[WHAT IS ASKED] From the entries provided below, copy each line that contains the word "beneficiary".

(Raw records)

%%

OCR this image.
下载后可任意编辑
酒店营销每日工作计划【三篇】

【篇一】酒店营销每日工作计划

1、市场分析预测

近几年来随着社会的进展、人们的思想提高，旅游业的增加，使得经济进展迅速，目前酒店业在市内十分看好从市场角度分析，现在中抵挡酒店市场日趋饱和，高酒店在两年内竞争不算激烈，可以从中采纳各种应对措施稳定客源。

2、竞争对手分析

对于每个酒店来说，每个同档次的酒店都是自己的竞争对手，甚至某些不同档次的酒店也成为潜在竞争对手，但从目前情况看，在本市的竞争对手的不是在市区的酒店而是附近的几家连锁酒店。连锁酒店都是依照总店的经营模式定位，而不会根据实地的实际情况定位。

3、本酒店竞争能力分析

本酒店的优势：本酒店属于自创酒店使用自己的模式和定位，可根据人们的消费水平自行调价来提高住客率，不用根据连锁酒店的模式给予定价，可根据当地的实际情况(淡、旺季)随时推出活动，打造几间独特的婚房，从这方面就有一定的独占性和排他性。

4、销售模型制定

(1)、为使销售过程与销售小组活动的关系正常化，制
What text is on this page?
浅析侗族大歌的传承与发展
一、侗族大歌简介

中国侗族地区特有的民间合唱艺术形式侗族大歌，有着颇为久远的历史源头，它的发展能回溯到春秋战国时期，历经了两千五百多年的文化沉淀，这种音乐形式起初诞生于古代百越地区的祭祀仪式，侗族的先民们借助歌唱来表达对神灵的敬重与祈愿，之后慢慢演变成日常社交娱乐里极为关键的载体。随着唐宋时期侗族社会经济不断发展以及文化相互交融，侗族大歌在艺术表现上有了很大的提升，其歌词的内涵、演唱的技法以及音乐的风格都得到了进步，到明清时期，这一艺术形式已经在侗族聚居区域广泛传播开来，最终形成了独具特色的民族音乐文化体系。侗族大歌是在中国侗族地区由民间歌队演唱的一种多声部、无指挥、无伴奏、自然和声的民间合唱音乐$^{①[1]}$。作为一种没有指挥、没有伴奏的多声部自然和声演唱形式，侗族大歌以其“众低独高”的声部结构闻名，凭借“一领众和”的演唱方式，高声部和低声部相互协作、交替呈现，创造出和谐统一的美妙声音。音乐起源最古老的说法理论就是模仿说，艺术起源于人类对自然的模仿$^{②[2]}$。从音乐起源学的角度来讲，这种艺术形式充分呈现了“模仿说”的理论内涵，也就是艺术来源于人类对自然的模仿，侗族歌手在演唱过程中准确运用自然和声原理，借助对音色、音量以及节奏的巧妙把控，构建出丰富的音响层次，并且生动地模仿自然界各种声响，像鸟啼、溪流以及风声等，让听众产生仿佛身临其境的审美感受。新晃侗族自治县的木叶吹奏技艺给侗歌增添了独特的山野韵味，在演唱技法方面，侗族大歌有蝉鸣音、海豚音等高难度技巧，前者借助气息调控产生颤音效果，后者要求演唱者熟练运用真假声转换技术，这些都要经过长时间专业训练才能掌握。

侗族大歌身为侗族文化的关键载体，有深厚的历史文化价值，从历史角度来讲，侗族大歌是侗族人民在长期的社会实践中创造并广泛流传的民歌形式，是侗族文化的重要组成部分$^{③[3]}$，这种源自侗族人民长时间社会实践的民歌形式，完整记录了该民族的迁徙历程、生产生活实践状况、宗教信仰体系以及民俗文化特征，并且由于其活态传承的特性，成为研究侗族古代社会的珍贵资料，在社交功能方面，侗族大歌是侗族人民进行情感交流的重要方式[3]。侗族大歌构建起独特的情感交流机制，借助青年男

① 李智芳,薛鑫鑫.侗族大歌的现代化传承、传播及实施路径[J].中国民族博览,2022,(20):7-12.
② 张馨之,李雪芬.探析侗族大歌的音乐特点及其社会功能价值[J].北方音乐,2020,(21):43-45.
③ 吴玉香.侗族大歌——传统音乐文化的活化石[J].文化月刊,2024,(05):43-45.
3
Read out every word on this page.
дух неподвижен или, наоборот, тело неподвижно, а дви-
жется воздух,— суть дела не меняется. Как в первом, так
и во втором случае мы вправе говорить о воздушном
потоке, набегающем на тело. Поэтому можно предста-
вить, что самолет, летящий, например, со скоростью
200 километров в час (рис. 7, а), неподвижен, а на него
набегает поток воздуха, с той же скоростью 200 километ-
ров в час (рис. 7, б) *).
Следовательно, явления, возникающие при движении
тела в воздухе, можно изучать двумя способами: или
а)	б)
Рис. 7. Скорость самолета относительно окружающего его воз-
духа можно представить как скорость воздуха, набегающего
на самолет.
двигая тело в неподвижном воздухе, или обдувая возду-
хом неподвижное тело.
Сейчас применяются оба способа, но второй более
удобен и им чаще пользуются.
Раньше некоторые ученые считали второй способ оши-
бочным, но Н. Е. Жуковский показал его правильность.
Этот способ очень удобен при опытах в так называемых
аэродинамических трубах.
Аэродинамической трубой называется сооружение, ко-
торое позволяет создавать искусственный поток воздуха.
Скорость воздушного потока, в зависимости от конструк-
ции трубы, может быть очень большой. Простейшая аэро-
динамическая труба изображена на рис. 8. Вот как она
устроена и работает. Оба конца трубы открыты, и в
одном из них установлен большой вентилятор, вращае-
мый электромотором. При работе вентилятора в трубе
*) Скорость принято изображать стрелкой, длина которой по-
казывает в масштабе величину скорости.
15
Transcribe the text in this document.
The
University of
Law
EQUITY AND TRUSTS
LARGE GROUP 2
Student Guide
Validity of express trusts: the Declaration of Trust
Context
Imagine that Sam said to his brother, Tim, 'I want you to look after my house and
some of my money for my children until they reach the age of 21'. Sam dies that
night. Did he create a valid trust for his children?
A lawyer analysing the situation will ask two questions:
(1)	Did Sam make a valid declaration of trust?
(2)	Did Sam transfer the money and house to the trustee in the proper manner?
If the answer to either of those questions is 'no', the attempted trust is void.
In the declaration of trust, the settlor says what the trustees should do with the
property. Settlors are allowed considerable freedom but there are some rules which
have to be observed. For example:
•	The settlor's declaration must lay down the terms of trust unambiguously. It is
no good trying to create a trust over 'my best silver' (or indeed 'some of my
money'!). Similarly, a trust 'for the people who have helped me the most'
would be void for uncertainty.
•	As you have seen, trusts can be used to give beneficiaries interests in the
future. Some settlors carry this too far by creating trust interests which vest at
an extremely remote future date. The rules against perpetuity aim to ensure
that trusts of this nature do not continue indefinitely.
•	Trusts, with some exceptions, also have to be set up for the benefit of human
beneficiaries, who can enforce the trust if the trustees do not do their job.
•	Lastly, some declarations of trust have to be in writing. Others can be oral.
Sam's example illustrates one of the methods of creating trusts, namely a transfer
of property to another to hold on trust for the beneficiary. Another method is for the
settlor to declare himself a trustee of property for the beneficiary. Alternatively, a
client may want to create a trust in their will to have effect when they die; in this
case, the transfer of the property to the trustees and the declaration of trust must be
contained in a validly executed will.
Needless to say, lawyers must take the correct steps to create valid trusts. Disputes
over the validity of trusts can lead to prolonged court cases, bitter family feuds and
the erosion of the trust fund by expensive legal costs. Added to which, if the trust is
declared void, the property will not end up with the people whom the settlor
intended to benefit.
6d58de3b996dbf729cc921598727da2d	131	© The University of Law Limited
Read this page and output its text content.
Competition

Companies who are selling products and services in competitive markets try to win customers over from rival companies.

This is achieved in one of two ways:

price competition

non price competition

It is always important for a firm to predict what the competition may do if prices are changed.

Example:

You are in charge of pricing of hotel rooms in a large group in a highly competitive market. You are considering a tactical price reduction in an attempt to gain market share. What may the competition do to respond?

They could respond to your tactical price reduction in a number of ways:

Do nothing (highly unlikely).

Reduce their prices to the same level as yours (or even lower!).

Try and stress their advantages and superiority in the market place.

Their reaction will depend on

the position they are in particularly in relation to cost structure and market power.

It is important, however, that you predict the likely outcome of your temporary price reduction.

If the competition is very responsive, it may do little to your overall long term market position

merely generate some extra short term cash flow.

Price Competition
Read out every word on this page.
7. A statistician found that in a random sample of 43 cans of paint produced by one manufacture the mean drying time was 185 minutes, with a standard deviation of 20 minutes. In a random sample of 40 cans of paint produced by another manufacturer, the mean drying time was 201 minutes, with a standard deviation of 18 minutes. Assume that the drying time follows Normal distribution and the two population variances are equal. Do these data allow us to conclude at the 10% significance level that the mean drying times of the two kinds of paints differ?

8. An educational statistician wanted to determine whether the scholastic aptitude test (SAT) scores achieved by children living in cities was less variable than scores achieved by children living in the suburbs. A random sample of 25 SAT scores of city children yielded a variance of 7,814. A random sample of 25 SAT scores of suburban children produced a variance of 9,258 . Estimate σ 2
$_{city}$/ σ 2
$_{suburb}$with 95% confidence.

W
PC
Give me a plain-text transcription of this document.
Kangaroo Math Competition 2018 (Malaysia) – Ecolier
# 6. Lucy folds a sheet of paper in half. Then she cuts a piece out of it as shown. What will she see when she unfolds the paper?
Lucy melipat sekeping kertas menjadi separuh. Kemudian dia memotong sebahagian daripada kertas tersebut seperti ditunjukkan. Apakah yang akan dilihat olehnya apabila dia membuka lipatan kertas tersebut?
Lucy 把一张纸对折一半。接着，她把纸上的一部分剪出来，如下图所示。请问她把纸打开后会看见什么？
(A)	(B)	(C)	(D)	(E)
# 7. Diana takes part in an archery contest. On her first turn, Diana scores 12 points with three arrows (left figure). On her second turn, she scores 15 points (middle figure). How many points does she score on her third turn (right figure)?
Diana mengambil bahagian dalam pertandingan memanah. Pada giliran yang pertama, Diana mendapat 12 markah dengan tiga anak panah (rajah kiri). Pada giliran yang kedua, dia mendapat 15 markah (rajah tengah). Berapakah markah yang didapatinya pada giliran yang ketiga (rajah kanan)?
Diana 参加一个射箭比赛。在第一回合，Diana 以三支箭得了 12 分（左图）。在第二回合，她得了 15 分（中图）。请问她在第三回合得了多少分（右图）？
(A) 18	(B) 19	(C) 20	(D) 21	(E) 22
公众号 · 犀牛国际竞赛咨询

%%

[TASK SOLUTION]
of property to another to hold on trust for the beneficiary. Another method is for the
settlor to declare himself a trustee of property for the beneficiary. Alternatively, a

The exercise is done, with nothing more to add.